§ What is required: Gather every line of the entries that includes the word "health".

§ Material for this task:
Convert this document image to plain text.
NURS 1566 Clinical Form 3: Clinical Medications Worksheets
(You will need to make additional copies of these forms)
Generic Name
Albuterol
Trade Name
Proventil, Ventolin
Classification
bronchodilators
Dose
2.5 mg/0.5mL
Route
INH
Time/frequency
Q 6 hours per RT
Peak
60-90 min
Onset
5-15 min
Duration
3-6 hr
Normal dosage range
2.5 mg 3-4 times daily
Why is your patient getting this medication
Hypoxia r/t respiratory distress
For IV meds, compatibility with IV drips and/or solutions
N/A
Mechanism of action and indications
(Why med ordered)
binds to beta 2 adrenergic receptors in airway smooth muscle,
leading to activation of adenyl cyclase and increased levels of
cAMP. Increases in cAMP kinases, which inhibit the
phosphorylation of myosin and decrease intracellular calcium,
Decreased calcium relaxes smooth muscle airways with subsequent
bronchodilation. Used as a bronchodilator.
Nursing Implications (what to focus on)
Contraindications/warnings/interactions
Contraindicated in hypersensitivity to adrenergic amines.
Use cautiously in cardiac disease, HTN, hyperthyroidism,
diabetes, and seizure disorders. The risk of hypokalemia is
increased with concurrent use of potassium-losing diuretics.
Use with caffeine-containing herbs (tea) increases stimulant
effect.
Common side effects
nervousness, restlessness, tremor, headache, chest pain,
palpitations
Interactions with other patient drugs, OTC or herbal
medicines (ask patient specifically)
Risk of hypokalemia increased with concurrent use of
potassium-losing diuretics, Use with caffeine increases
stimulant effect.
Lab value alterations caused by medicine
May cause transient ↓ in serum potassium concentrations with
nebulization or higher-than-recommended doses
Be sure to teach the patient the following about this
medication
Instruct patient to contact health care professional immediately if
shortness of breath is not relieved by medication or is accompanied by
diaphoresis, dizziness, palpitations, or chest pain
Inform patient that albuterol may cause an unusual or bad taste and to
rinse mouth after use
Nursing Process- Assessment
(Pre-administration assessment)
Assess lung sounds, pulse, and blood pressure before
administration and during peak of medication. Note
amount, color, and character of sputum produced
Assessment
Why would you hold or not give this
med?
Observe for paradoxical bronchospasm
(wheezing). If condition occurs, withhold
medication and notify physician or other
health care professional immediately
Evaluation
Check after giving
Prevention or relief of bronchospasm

§ Response to this exercise:
Instruct patient to contact health care professional immediately if
health care professional immediately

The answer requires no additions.